Directions
Locate every line in the records below that holds the word "structure" and return each one.

Records for the exercise
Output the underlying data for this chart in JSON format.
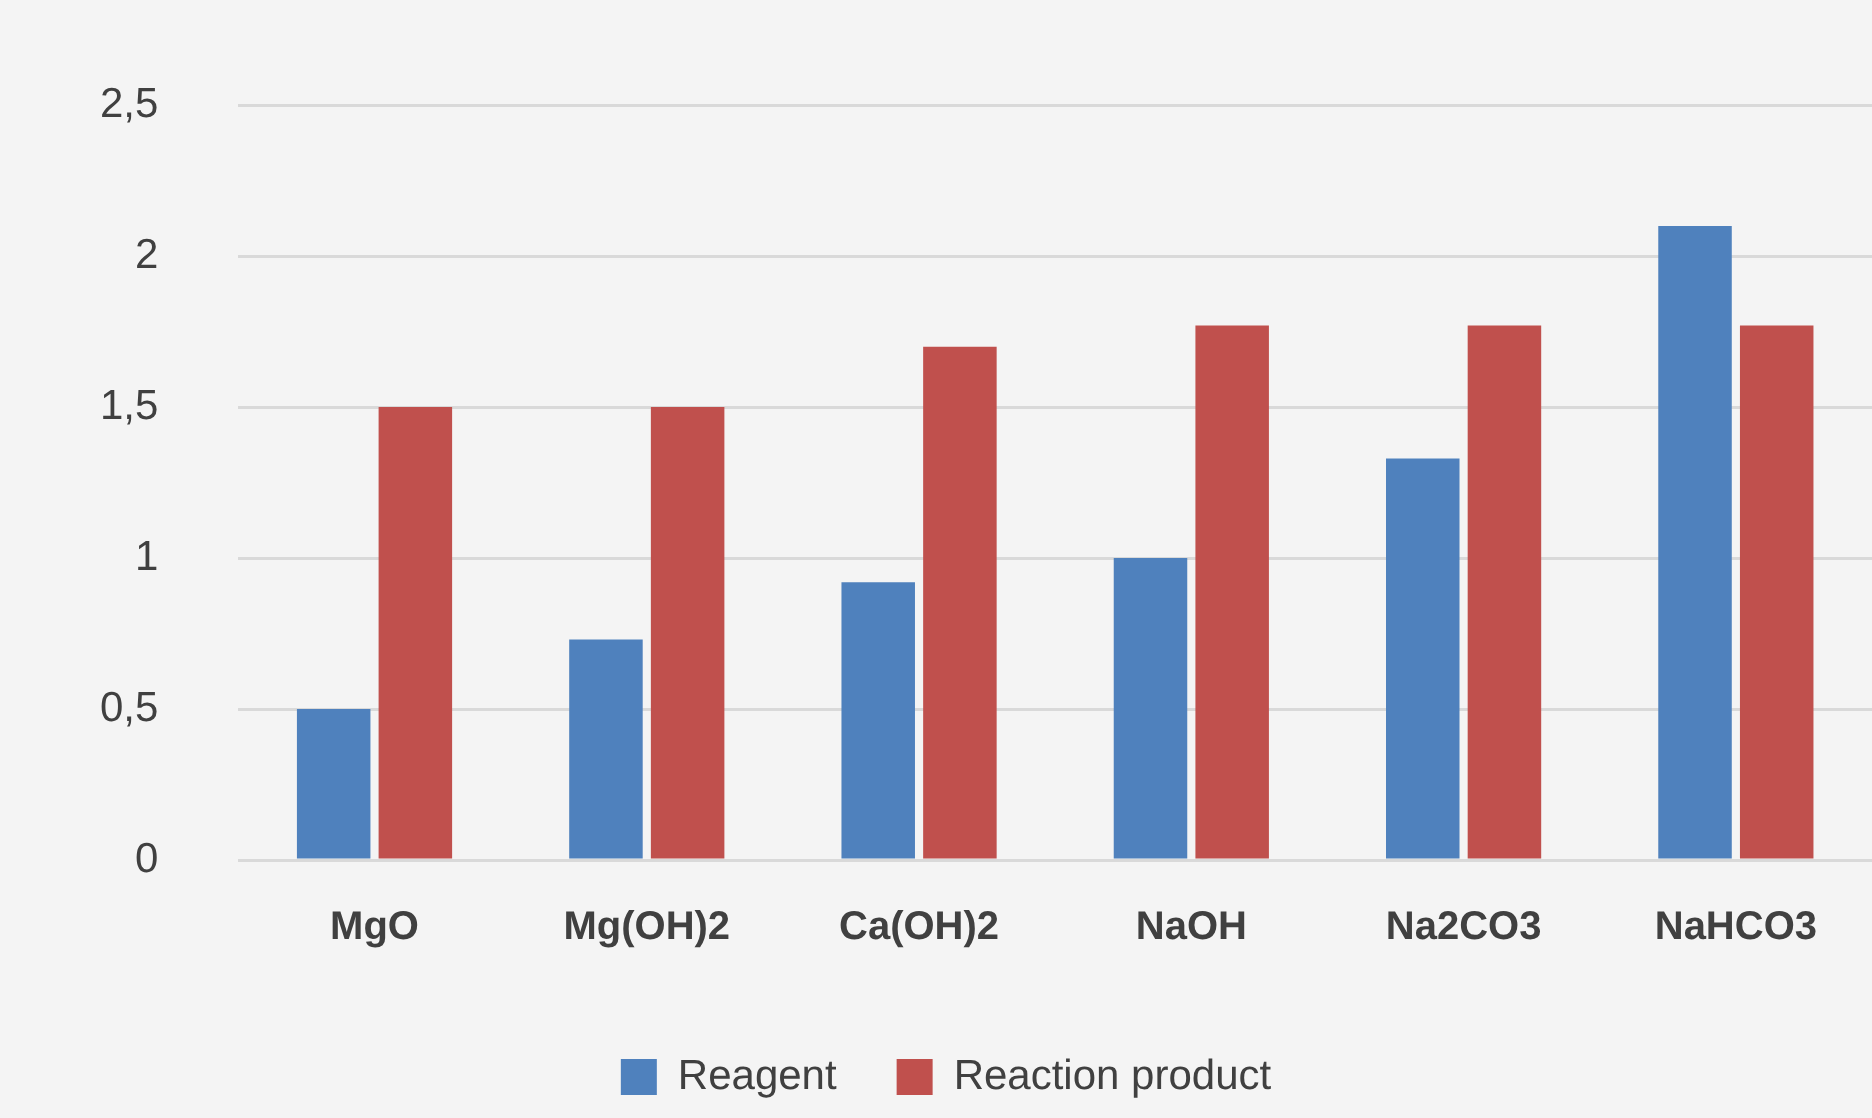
{
  "chart_data": {
    "type": "bar",
    "categories": [
      "MgO",
      "Mg(OH)2",
      "Ca(OH)2",
      "NaOH",
      "Na2CO3",
      "NaHCO3"
    ],
    "series": [
      {
        "name": "Reagent",
        "color": "#4f81bd",
        "values": [
          0.5,
          0.73,
          0.92,
          1.0,
          1.33,
          2.1
        ]
      },
      {
        "name": "Reaction product",
        "color": "#c0504d",
        "values": [
          1.5,
          1.5,
          1.7,
          1.77,
          1.77,
          1.77
        ]
      }
    ],
    "ylim": [
      0,
      2.5
    ],
    "yticks": [
      {
        "value": 0,
        "label": "0"
      },
      {
        "value": 0.5,
        "label": "0,5"
      },
      {
        "value": 1,
        "label": "1"
      },
      {
        "value": 1.5,
        "label": "1,5"
      },
      {
        "value": 2,
        "label": "2"
      },
      {
        "value": 2.5,
        "label": "2,5"
      }
    ],
    "grid": "y",
    "legend": "bottom"
  }
}
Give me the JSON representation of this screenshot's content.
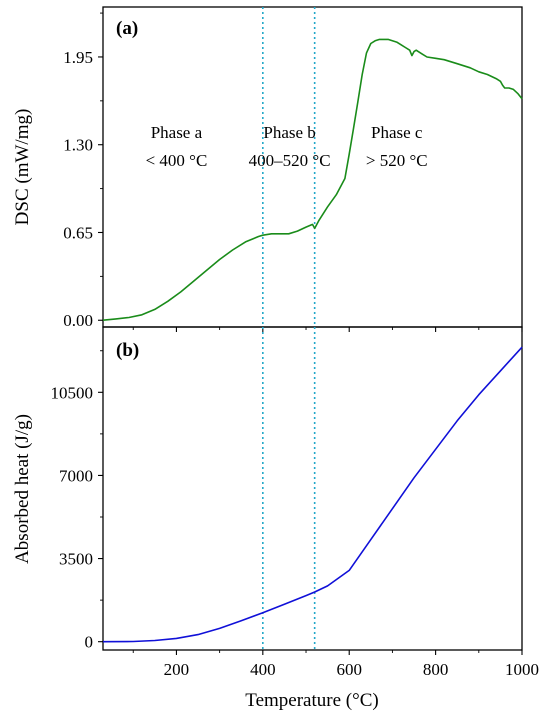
{
  "chart_data": [
    {
      "type": "line",
      "panel_label": "(a)",
      "ylabel": "DSC (mW/mg)",
      "xlim": [
        30,
        1000
      ],
      "ylim": [
        -0.05,
        2.32
      ],
      "yticks": [
        0.0,
        0.65,
        1.3,
        1.95
      ],
      "ytick_labels": [
        "0.00",
        "0.65",
        "1.30",
        "1.95"
      ],
      "series": [
        {
          "color": "#1a8c1a",
          "x": [
            30,
            60,
            90,
            120,
            150,
            180,
            210,
            240,
            270,
            300,
            330,
            360,
            390,
            400,
            420,
            440,
            460,
            480,
            500,
            515,
            520,
            530,
            550,
            570,
            580,
            590,
            600,
            610,
            620,
            630,
            640,
            650,
            660,
            670,
            680,
            690,
            700,
            710,
            720,
            730,
            740,
            745,
            750,
            755,
            760,
            770,
            780,
            800,
            820,
            850,
            880,
            900,
            920,
            940,
            950,
            955,
            960,
            970,
            980,
            990,
            1000
          ],
          "y": [
            0.0,
            0.01,
            0.02,
            0.04,
            0.08,
            0.14,
            0.21,
            0.29,
            0.37,
            0.45,
            0.52,
            0.58,
            0.62,
            0.63,
            0.64,
            0.64,
            0.64,
            0.66,
            0.69,
            0.71,
            0.68,
            0.74,
            0.84,
            0.93,
            0.99,
            1.05,
            1.23,
            1.42,
            1.62,
            1.82,
            1.98,
            2.05,
            2.07,
            2.08,
            2.08,
            2.08,
            2.07,
            2.06,
            2.04,
            2.02,
            2.0,
            1.96,
            1.99,
            2.0,
            1.99,
            1.97,
            1.95,
            1.94,
            1.93,
            1.9,
            1.87,
            1.84,
            1.82,
            1.79,
            1.77,
            1.74,
            1.72,
            1.72,
            1.71,
            1.68,
            1.64
          ]
        }
      ],
      "vlines": [
        400,
        520
      ],
      "annotations": [
        {
          "lines": [
            "Phase a",
            "< 400 °C"
          ],
          "x": 200,
          "y": 1.35
        },
        {
          "lines": [
            "Phase b",
            "400–520 °C"
          ],
          "x": 462,
          "y": 1.35
        },
        {
          "lines": [
            "Phase c",
            "> 520 °C"
          ],
          "x": 710,
          "y": 1.35
        }
      ]
    },
    {
      "type": "line",
      "panel_label": "(b)",
      "xlabel": "Temperature (°C)",
      "ylabel": "Absorbed heat (J/g)",
      "xlim": [
        30,
        1000
      ],
      "ylim": [
        -350,
        13250
      ],
      "xticks": [
        200,
        400,
        600,
        800,
        1000
      ],
      "xtick_labels": [
        "200",
        "400",
        "600",
        "800",
        "1000"
      ],
      "yticks": [
        0,
        3500,
        7000,
        10500
      ],
      "ytick_labels": [
        "0",
        "3500",
        "7000",
        "10500"
      ],
      "series": [
        {
          "color": "#1010d8",
          "x": [
            30,
            100,
            150,
            200,
            250,
            300,
            350,
            400,
            450,
            500,
            520,
            550,
            600,
            650,
            700,
            750,
            800,
            850,
            900,
            950,
            1000
          ],
          "y": [
            0,
            8,
            50,
            140,
            300,
            560,
            880,
            1220,
            1580,
            1940,
            2090,
            2350,
            3000,
            4300,
            5600,
            6900,
            8100,
            9300,
            10400,
            11400,
            12400
          ]
        }
      ],
      "vlines": [
        400,
        520
      ]
    }
  ],
  "colors": {
    "vline": "#22a8c8",
    "dsc_curve": "#1a8c1a",
    "heat_curve": "#1010d8"
  }
}
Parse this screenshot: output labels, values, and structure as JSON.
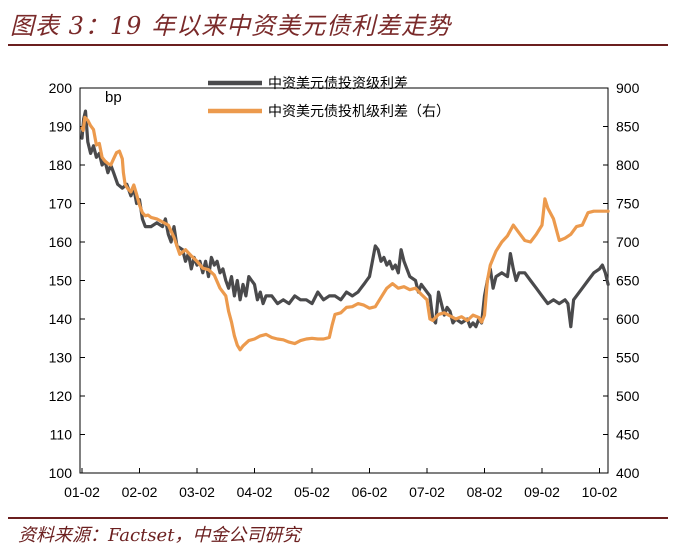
{
  "title": "图表 3：19 年以来中资美元债利差走势",
  "source": "资料来源：Factset，中金公司研究",
  "chart_data": {
    "type": "line",
    "unit_label": "bp",
    "x_tick_labels": [
      "01-02",
      "02-02",
      "03-02",
      "04-02",
      "05-02",
      "06-02",
      "07-02",
      "08-02",
      "09-02",
      "10-02"
    ],
    "x_domain": [
      0,
      9.3
    ],
    "y_left": {
      "min": 100,
      "max": 200,
      "step": 10
    },
    "y_right": {
      "min": 400,
      "max": 900,
      "step": 50
    },
    "legend_position": "top-center",
    "series": [
      {
        "name": "中资美元债投资级利差",
        "axis": "left",
        "color": "#4a4a4c",
        "points": [
          [
            0.0,
            187
          ],
          [
            0.03,
            192
          ],
          [
            0.06,
            194
          ],
          [
            0.1,
            186
          ],
          [
            0.15,
            183
          ],
          [
            0.2,
            185
          ],
          [
            0.25,
            182
          ],
          [
            0.3,
            183
          ],
          [
            0.35,
            180
          ],
          [
            0.4,
            181
          ],
          [
            0.45,
            178
          ],
          [
            0.5,
            180
          ],
          [
            0.55,
            178
          ],
          [
            0.62,
            175
          ],
          [
            0.7,
            174
          ],
          [
            0.78,
            175
          ],
          [
            0.85,
            172
          ],
          [
            0.9,
            174
          ],
          [
            0.95,
            170
          ],
          [
            1.0,
            171
          ],
          [
            1.05,
            166
          ],
          [
            1.1,
            164
          ],
          [
            1.2,
            164
          ],
          [
            1.3,
            165
          ],
          [
            1.4,
            164
          ],
          [
            1.45,
            166
          ],
          [
            1.5,
            162
          ],
          [
            1.55,
            160
          ],
          [
            1.6,
            164
          ],
          [
            1.65,
            159
          ],
          [
            1.75,
            158
          ],
          [
            1.8,
            155
          ],
          [
            1.85,
            157
          ],
          [
            1.9,
            153
          ],
          [
            1.95,
            156
          ],
          [
            2.0,
            154
          ],
          [
            2.05,
            155
          ],
          [
            2.1,
            152
          ],
          [
            2.15,
            155
          ],
          [
            2.2,
            151
          ],
          [
            2.25,
            156
          ],
          [
            2.3,
            154
          ],
          [
            2.35,
            155
          ],
          [
            2.4,
            152
          ],
          [
            2.45,
            153
          ],
          [
            2.5,
            150
          ],
          [
            2.55,
            148
          ],
          [
            2.6,
            151
          ],
          [
            2.65,
            146
          ],
          [
            2.7,
            150
          ],
          [
            2.75,
            145
          ],
          [
            2.8,
            149
          ],
          [
            2.85,
            146
          ],
          [
            2.9,
            151
          ],
          [
            2.95,
            150
          ],
          [
            3.0,
            149
          ],
          [
            3.05,
            145
          ],
          [
            3.1,
            147
          ],
          [
            3.15,
            144
          ],
          [
            3.2,
            146
          ],
          [
            3.3,
            146
          ],
          [
            3.4,
            144
          ],
          [
            3.5,
            145
          ],
          [
            3.6,
            144
          ],
          [
            3.7,
            146
          ],
          [
            3.8,
            145
          ],
          [
            3.9,
            145
          ],
          [
            4.0,
            144
          ],
          [
            4.1,
            147
          ],
          [
            4.2,
            145
          ],
          [
            4.3,
            146
          ],
          [
            4.4,
            146
          ],
          [
            4.5,
            145
          ],
          [
            4.6,
            147
          ],
          [
            4.7,
            146
          ],
          [
            4.8,
            147
          ],
          [
            4.85,
            148
          ],
          [
            4.9,
            149
          ],
          [
            4.95,
            150
          ],
          [
            5.0,
            151
          ],
          [
            5.05,
            155
          ],
          [
            5.1,
            159
          ],
          [
            5.15,
            158
          ],
          [
            5.2,
            155
          ],
          [
            5.25,
            156
          ],
          [
            5.3,
            154
          ],
          [
            5.35,
            155
          ],
          [
            5.4,
            153
          ],
          [
            5.45,
            154
          ],
          [
            5.5,
            152
          ],
          [
            5.55,
            158
          ],
          [
            5.6,
            155
          ],
          [
            5.65,
            153
          ],
          [
            5.7,
            151
          ],
          [
            5.8,
            150
          ],
          [
            5.85,
            147
          ],
          [
            5.9,
            149
          ],
          [
            6.0,
            147
          ],
          [
            6.05,
            146
          ],
          [
            6.1,
            140
          ],
          [
            6.15,
            139
          ],
          [
            6.2,
            147
          ],
          [
            6.25,
            144
          ],
          [
            6.3,
            141
          ],
          [
            6.35,
            143
          ],
          [
            6.4,
            142
          ],
          [
            6.45,
            139
          ],
          [
            6.5,
            140
          ],
          [
            6.6,
            139
          ],
          [
            6.7,
            140
          ],
          [
            6.75,
            138
          ],
          [
            6.8,
            139
          ],
          [
            6.85,
            138
          ],
          [
            6.9,
            140
          ],
          [
            6.95,
            139
          ],
          [
            7.0,
            146
          ],
          [
            7.05,
            150
          ],
          [
            7.1,
            153
          ],
          [
            7.15,
            148
          ],
          [
            7.2,
            151
          ],
          [
            7.3,
            152
          ],
          [
            7.4,
            151
          ],
          [
            7.45,
            157
          ],
          [
            7.5,
            153
          ],
          [
            7.55,
            150
          ],
          [
            7.6,
            152
          ],
          [
            7.7,
            152
          ],
          [
            7.8,
            150
          ],
          [
            7.9,
            148
          ],
          [
            8.0,
            146
          ],
          [
            8.05,
            145
          ],
          [
            8.1,
            144
          ],
          [
            8.2,
            145
          ],
          [
            8.3,
            144
          ],
          [
            8.4,
            145
          ],
          [
            8.45,
            144
          ],
          [
            8.5,
            138
          ],
          [
            8.55,
            145
          ],
          [
            8.6,
            146
          ],
          [
            8.7,
            148
          ],
          [
            8.8,
            150
          ],
          [
            8.9,
            152
          ],
          [
            9.0,
            153
          ],
          [
            9.05,
            154
          ],
          [
            9.1,
            152
          ],
          [
            9.15,
            149
          ]
        ]
      },
      {
        "name": "中资美元债投机级利差（右）",
        "axis": "right",
        "color": "#ec9a4d",
        "points": [
          [
            0.0,
            848
          ],
          [
            0.02,
            845
          ],
          [
            0.05,
            862
          ],
          [
            0.1,
            858
          ],
          [
            0.15,
            851
          ],
          [
            0.2,
            846
          ],
          [
            0.25,
            826
          ],
          [
            0.3,
            828
          ],
          [
            0.35,
            810
          ],
          [
            0.4,
            805
          ],
          [
            0.45,
            802
          ],
          [
            0.5,
            800
          ],
          [
            0.55,
            808
          ],
          [
            0.6,
            816
          ],
          [
            0.65,
            818
          ],
          [
            0.7,
            808
          ],
          [
            0.72,
            790
          ],
          [
            0.75,
            775
          ],
          [
            0.8,
            769
          ],
          [
            0.85,
            765
          ],
          [
            0.9,
            774
          ],
          [
            0.95,
            762
          ],
          [
            1.0,
            748
          ],
          [
            1.05,
            738
          ],
          [
            1.1,
            734
          ],
          [
            1.15,
            735
          ],
          [
            1.2,
            732
          ],
          [
            1.3,
            730
          ],
          [
            1.4,
            726
          ],
          [
            1.5,
            722
          ],
          [
            1.6,
            706
          ],
          [
            1.7,
            684
          ],
          [
            1.8,
            690
          ],
          [
            1.9,
            682
          ],
          [
            2.0,
            675
          ],
          [
            2.1,
            666
          ],
          [
            2.2,
            664
          ],
          [
            2.3,
            657
          ],
          [
            2.4,
            640
          ],
          [
            2.5,
            630
          ],
          [
            2.55,
            610
          ],
          [
            2.6,
            596
          ],
          [
            2.65,
            578
          ],
          [
            2.7,
            566
          ],
          [
            2.75,
            560
          ],
          [
            2.8,
            565
          ],
          [
            2.9,
            572
          ],
          [
            3.0,
            574
          ],
          [
            3.1,
            578
          ],
          [
            3.2,
            580
          ],
          [
            3.3,
            576
          ],
          [
            3.4,
            574
          ],
          [
            3.5,
            573
          ],
          [
            3.6,
            570
          ],
          [
            3.7,
            568
          ],
          [
            3.8,
            572
          ],
          [
            3.9,
            574
          ],
          [
            4.0,
            575
          ],
          [
            4.1,
            574
          ],
          [
            4.2,
            574
          ],
          [
            4.3,
            576
          ],
          [
            4.35,
            592
          ],
          [
            4.4,
            606
          ],
          [
            4.5,
            608
          ],
          [
            4.6,
            615
          ],
          [
            4.7,
            616
          ],
          [
            4.8,
            620
          ],
          [
            4.9,
            618
          ],
          [
            5.0,
            614
          ],
          [
            5.1,
            616
          ],
          [
            5.2,
            628
          ],
          [
            5.3,
            640
          ],
          [
            5.4,
            646
          ],
          [
            5.5,
            640
          ],
          [
            5.6,
            642
          ],
          [
            5.7,
            638
          ],
          [
            5.8,
            640
          ],
          [
            5.9,
            632
          ],
          [
            6.0,
            625
          ],
          [
            6.05,
            600
          ],
          [
            6.1,
            598
          ],
          [
            6.2,
            606
          ],
          [
            6.3,
            608
          ],
          [
            6.4,
            604
          ],
          [
            6.5,
            600
          ],
          [
            6.6,
            603
          ],
          [
            6.7,
            598
          ],
          [
            6.8,
            605
          ],
          [
            6.9,
            602
          ],
          [
            6.95,
            596
          ],
          [
            7.0,
            605
          ],
          [
            7.05,
            650
          ],
          [
            7.1,
            670
          ],
          [
            7.2,
            688
          ],
          [
            7.3,
            700
          ],
          [
            7.4,
            708
          ],
          [
            7.5,
            722
          ],
          [
            7.6,
            712
          ],
          [
            7.7,
            702
          ],
          [
            7.8,
            700
          ],
          [
            7.9,
            710
          ],
          [
            8.0,
            722
          ],
          [
            8.05,
            756
          ],
          [
            8.1,
            744
          ],
          [
            8.2,
            730
          ],
          [
            8.3,
            702
          ],
          [
            8.4,
            705
          ],
          [
            8.5,
            710
          ],
          [
            8.6,
            720
          ],
          [
            8.7,
            722
          ],
          [
            8.8,
            738
          ],
          [
            8.9,
            740
          ],
          [
            9.0,
            740
          ],
          [
            9.1,
            740
          ],
          [
            9.15,
            740
          ]
        ]
      }
    ]
  }
}
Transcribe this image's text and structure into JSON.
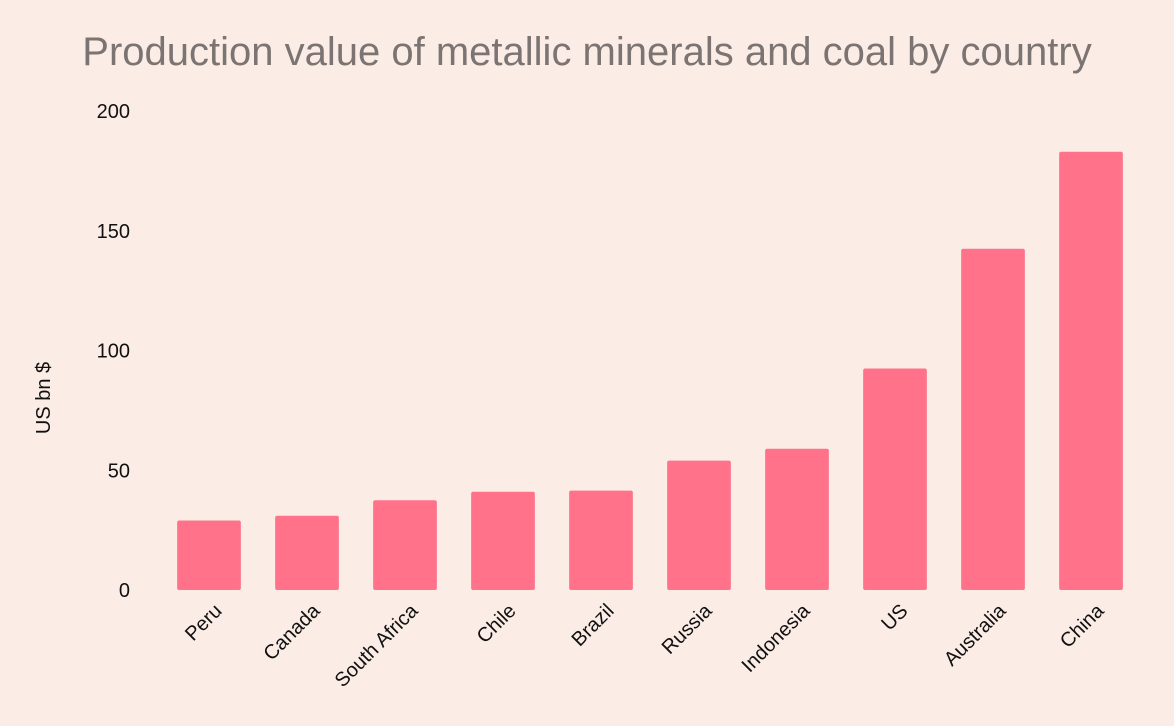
{
  "chart_data": {
    "type": "bar",
    "title": "Production value of metallic minerals and coal by country",
    "xlabel": "",
    "ylabel": "US bn $",
    "categories": [
      "Peru",
      "Canada",
      "South Africa",
      "Chile",
      "Brazil",
      "Russia",
      "Indonesia",
      "US",
      "Australia",
      "China"
    ],
    "values": [
      29,
      31,
      37.5,
      41,
      41.5,
      54,
      59,
      92.5,
      142.5,
      183
    ],
    "ylim": [
      0,
      200
    ],
    "yticks": [
      "0",
      "50",
      "100",
      "150",
      "200"
    ],
    "grid": false,
    "legend": "none",
    "bar_color": "#ff728a",
    "background_color": "#fbede6",
    "title_color": "#7b7472"
  }
}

Response
Parse this screenshot: output labels, values, and structure as JSON.
Transcribe this image's text and structure into JSON.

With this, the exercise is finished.